==== The records ====

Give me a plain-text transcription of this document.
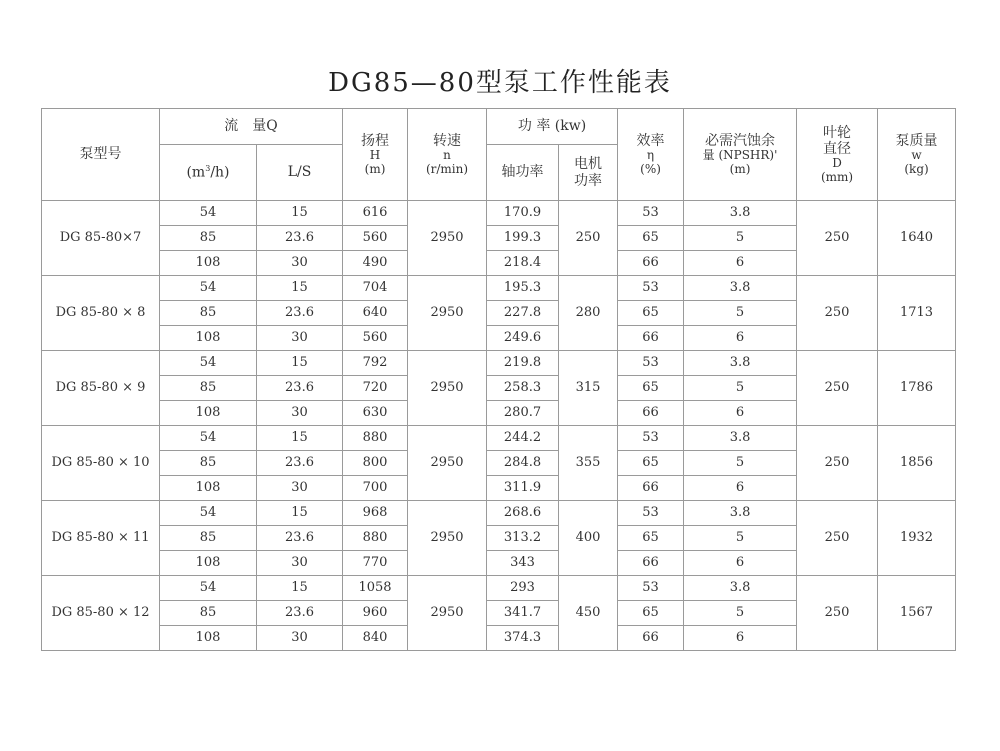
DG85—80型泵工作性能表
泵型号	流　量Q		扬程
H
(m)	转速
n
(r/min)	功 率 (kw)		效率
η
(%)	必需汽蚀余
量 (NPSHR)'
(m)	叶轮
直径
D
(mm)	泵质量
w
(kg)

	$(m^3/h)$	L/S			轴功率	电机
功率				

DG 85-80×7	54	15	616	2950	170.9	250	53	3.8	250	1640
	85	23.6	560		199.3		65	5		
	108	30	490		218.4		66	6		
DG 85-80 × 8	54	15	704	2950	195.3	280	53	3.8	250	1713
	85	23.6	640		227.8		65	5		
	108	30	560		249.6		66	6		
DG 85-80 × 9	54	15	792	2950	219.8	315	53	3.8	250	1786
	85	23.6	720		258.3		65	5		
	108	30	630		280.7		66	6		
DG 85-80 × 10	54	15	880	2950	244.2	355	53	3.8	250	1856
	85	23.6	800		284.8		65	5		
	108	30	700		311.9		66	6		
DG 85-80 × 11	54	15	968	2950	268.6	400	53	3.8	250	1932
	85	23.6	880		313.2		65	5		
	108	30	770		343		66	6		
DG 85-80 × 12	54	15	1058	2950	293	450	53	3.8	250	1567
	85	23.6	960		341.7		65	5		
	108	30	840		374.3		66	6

====
==== The records ====

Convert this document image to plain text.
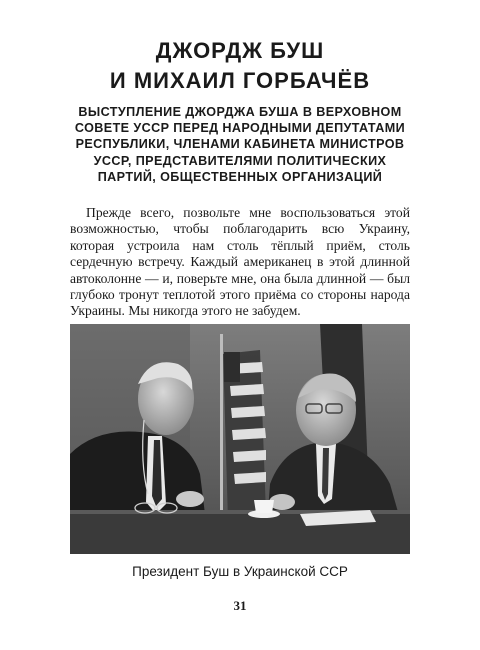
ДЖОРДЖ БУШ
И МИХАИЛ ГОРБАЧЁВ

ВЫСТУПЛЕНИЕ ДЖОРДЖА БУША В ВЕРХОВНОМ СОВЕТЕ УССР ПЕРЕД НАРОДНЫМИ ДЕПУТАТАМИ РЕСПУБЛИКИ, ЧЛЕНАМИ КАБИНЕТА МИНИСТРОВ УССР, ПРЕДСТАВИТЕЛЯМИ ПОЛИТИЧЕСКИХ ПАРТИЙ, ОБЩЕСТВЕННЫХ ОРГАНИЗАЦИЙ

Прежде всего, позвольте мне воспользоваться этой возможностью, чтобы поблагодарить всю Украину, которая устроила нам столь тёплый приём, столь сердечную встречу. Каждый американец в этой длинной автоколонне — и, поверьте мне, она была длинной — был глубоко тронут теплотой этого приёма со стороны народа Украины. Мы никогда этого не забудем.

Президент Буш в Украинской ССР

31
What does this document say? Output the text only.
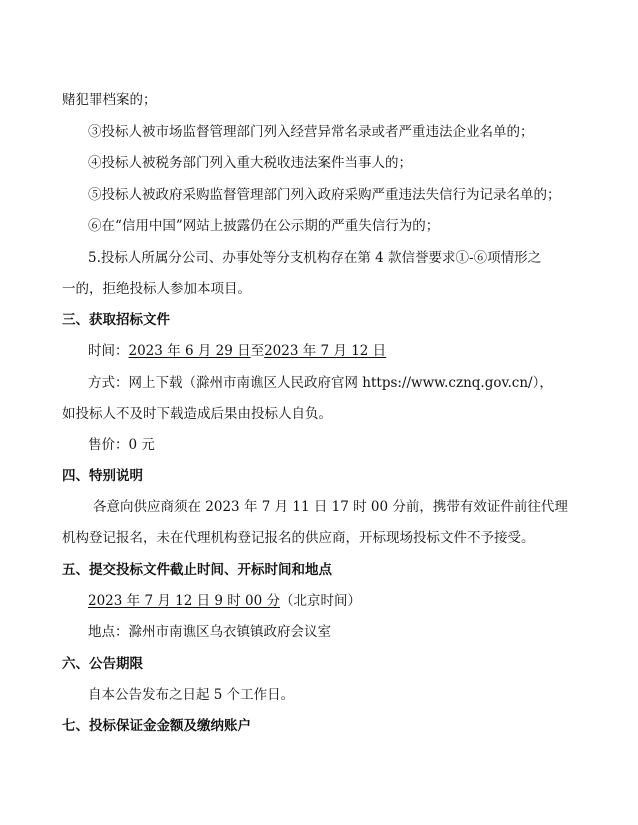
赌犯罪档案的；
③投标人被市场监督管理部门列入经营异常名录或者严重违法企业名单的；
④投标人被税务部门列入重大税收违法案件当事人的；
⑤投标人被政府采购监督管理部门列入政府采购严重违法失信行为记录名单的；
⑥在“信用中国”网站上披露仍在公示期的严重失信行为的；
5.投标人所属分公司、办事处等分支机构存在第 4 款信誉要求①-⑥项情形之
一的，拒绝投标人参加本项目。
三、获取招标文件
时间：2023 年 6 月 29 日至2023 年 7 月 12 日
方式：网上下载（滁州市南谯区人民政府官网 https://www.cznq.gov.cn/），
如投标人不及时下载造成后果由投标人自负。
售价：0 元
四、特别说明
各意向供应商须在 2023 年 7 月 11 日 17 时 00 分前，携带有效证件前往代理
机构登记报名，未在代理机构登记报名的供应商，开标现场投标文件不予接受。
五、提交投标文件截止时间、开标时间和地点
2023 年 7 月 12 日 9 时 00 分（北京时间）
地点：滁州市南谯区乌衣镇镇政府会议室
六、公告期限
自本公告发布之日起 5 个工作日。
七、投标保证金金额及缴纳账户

====
==== The records ====

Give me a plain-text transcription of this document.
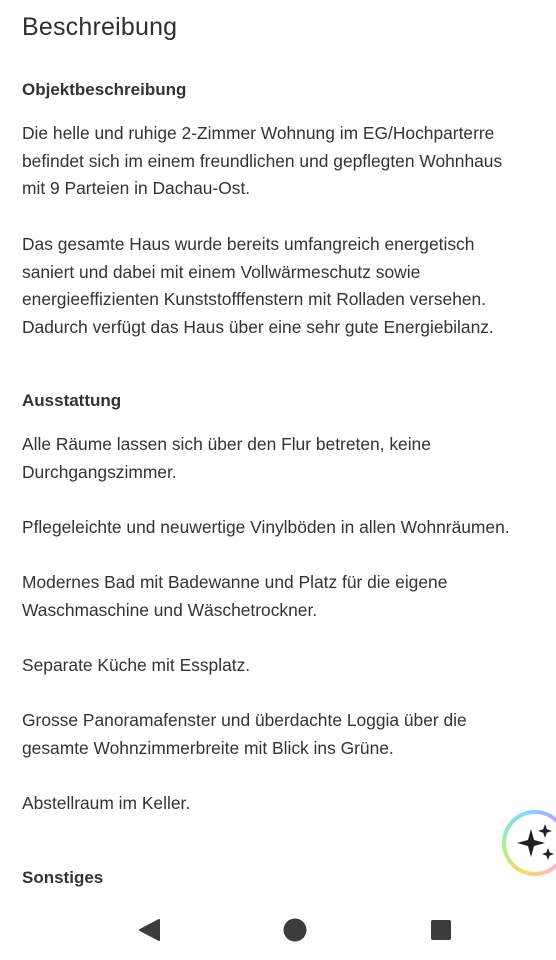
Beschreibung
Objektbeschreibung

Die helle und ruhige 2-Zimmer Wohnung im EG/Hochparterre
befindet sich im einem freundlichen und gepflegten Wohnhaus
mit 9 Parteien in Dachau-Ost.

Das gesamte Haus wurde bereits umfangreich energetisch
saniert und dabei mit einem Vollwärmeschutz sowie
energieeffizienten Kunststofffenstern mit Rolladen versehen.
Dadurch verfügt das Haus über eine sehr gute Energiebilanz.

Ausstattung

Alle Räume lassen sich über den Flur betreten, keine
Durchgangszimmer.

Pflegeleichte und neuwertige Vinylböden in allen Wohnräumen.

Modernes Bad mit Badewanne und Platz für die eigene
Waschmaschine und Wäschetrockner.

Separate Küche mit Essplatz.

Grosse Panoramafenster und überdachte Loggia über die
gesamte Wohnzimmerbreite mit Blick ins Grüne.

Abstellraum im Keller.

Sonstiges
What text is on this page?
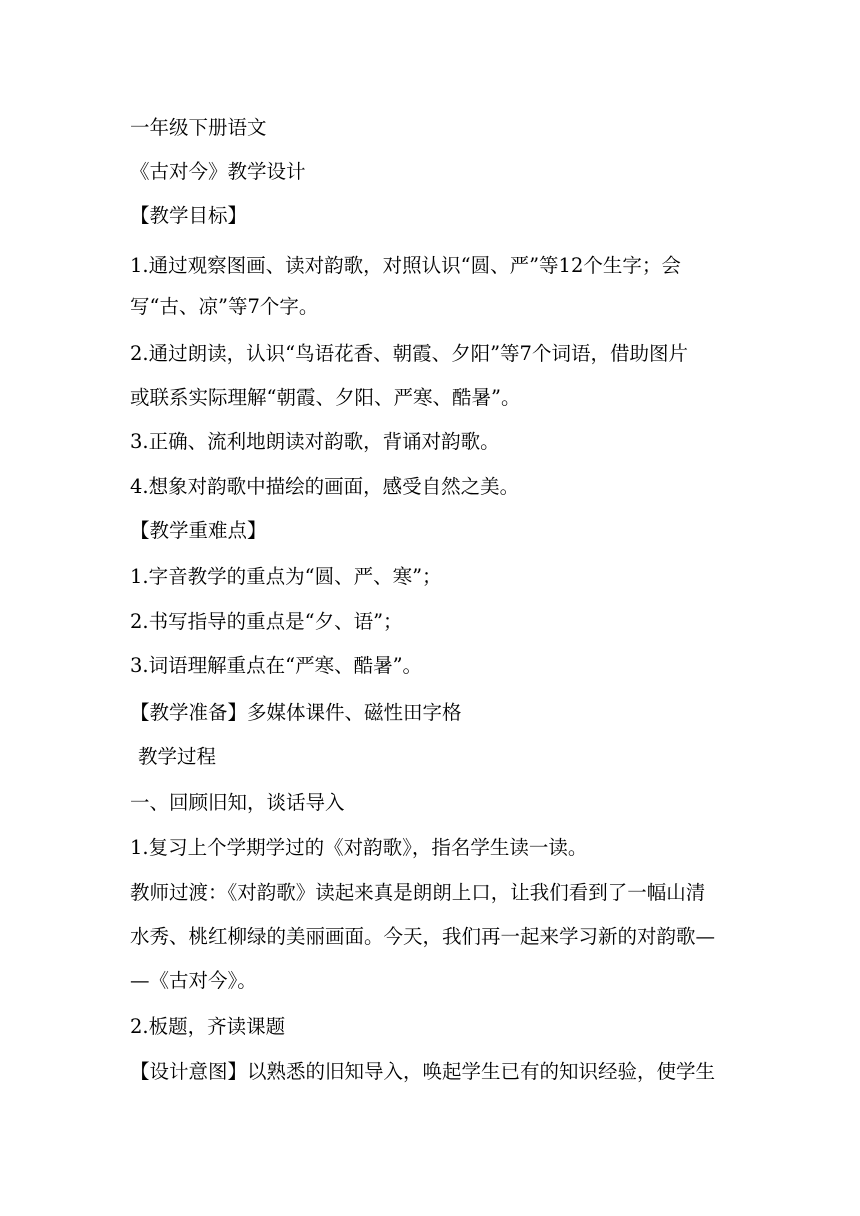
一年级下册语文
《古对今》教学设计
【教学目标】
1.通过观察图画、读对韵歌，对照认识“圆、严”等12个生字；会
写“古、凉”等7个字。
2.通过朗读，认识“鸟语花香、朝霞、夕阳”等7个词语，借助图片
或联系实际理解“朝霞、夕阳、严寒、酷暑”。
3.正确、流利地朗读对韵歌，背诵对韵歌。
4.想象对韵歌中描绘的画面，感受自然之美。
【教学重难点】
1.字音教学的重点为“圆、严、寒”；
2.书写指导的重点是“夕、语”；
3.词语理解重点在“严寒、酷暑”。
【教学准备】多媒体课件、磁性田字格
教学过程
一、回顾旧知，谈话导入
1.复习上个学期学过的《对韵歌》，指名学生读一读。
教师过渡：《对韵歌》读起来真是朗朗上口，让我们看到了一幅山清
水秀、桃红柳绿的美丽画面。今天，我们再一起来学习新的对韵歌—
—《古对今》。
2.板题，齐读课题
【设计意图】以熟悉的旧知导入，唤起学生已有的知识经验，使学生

====

#### Directions for this task:
Find every line that includes the string "document". Report how many there are and nothing else.

#### Answer to this exercise:
4